> [TO BE DONE]: Each line that contains the word "JSON" counts once; give the total for the records below and nothing else.

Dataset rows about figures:
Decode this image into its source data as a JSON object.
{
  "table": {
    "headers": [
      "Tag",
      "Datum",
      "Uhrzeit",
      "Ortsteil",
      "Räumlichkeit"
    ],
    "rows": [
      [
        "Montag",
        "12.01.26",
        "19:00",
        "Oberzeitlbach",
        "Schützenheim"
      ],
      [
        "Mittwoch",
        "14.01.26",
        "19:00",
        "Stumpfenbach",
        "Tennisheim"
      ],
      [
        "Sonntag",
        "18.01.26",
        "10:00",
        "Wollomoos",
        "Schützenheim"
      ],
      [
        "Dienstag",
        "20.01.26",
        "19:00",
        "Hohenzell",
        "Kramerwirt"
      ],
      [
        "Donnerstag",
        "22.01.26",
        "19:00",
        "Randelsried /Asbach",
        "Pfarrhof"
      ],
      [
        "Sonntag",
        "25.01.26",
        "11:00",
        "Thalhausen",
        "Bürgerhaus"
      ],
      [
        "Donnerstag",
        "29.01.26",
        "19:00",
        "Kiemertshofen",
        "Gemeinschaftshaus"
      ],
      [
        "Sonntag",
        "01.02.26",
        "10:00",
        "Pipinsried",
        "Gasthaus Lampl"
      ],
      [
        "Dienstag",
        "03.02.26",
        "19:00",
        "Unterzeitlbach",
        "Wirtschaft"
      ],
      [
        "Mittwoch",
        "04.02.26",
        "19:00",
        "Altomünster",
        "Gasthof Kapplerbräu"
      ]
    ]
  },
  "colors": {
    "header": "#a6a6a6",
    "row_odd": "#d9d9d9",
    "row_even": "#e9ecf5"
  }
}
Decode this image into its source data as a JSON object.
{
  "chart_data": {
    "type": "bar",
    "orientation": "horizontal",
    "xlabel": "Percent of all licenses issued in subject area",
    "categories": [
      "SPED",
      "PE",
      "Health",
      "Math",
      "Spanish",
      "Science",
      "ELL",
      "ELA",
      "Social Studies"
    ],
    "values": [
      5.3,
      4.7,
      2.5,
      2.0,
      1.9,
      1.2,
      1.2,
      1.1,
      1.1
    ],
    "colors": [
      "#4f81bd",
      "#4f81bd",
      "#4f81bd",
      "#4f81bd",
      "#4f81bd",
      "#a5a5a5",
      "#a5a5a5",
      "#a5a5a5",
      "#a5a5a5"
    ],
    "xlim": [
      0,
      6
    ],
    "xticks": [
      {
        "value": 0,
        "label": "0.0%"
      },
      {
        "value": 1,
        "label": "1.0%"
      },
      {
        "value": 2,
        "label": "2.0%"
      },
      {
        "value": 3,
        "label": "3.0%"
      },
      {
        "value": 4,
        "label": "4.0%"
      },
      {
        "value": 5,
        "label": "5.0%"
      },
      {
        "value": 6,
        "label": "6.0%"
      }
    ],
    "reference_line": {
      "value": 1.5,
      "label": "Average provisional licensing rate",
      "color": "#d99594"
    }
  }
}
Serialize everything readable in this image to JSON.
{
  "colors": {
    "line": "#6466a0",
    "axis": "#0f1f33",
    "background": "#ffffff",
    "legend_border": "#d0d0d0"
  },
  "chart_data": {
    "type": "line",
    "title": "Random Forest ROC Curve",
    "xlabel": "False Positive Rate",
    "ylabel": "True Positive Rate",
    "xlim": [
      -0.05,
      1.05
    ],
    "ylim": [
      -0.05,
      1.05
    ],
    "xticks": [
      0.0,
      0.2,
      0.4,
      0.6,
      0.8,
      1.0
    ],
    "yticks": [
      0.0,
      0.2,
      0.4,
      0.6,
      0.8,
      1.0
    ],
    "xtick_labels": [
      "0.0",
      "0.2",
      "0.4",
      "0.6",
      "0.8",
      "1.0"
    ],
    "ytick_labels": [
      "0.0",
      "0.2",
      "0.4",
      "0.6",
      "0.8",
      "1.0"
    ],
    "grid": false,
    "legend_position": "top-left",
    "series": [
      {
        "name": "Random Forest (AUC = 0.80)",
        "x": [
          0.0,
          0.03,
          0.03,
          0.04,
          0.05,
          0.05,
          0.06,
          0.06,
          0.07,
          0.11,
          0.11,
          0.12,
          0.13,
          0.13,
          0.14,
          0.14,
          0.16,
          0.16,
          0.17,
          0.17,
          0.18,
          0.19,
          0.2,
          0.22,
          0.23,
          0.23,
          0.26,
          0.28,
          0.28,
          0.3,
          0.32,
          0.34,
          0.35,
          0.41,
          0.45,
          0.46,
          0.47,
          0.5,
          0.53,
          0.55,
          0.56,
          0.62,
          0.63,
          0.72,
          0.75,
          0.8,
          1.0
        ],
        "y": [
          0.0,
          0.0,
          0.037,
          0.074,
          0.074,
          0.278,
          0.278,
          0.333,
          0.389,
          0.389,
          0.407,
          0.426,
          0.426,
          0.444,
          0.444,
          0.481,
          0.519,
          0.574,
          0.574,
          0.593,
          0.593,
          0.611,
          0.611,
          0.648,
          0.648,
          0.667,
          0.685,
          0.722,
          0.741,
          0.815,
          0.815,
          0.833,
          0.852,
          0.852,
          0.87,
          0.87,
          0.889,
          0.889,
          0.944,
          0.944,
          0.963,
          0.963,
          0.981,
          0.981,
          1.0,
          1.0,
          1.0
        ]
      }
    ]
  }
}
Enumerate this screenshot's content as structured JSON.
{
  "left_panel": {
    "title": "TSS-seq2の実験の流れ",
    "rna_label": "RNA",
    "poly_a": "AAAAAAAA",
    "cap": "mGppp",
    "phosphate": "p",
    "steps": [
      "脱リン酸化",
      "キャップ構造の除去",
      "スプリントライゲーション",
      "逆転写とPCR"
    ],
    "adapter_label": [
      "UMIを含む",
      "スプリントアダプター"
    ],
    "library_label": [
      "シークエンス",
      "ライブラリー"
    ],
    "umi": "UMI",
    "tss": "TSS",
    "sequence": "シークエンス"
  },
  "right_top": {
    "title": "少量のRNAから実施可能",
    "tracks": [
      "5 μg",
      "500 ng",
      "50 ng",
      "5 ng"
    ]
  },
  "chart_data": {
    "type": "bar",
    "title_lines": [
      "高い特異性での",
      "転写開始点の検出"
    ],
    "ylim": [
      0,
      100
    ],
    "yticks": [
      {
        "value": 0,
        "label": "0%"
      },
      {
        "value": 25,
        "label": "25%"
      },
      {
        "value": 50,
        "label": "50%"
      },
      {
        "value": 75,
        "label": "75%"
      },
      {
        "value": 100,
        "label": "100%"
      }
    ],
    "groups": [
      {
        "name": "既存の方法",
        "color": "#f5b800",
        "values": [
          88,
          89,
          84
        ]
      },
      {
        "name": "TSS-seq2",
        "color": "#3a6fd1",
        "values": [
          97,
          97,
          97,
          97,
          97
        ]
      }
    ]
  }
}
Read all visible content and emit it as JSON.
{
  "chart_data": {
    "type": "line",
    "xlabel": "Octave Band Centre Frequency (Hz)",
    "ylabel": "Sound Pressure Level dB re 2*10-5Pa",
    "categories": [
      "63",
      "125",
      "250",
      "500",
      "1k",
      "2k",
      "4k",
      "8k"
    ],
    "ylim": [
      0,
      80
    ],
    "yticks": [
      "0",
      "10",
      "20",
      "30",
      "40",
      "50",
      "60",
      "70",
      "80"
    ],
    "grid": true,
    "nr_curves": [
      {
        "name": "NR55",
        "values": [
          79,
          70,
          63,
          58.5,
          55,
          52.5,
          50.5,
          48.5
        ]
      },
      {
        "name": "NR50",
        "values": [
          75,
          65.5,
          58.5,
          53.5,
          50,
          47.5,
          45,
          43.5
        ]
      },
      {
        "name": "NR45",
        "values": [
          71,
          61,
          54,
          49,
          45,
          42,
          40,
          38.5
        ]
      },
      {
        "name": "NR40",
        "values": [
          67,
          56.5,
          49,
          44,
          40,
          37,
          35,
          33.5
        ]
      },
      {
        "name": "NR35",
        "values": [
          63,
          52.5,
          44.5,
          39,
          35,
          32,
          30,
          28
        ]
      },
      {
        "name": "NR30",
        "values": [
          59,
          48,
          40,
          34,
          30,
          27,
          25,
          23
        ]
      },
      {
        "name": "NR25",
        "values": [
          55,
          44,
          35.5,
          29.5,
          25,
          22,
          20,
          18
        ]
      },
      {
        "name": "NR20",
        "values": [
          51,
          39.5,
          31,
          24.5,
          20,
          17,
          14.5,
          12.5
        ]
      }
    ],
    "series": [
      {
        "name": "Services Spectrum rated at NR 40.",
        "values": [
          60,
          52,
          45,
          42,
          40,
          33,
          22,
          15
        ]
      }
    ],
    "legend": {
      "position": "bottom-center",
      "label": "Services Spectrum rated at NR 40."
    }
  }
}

> [SOLUTION TO THE EXERCISE]: 5